**INPUT:**
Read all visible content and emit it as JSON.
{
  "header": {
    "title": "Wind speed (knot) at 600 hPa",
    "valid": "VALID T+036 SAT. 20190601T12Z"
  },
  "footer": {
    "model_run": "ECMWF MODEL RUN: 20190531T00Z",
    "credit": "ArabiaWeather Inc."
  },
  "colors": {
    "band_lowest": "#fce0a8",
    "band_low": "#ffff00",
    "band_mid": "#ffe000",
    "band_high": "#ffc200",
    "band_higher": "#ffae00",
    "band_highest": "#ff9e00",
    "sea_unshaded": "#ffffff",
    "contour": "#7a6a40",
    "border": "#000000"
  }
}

**PROBLEM:** Print out every record again, exactly and in full.

**RESPONSE TO THE EXERCISE:**
Read all visible content and emit it as JSON.
{
  "header": {
    "title": "Wind speed (knot) at 600 hPa",
    "valid": "VALID T+036 SAT. 20190601T12Z"
  },
  "footer": {
    "model_run": "ECMWF MODEL RUN: 20190531T00Z",
    "credit": "ArabiaWeather Inc."
  },
  "colors": {
    "band_lowest": "#fce0a8",
    "band_low": "#ffff00",
    "band_mid": "#ffe000",
    "band_high": "#ffc200",
    "band_higher": "#ffae00",
    "band_highest": "#ff9e00",
    "sea_unshaded": "#ffffff",
    "contour": "#7a6a40",
    "border": "#000000"
  }
}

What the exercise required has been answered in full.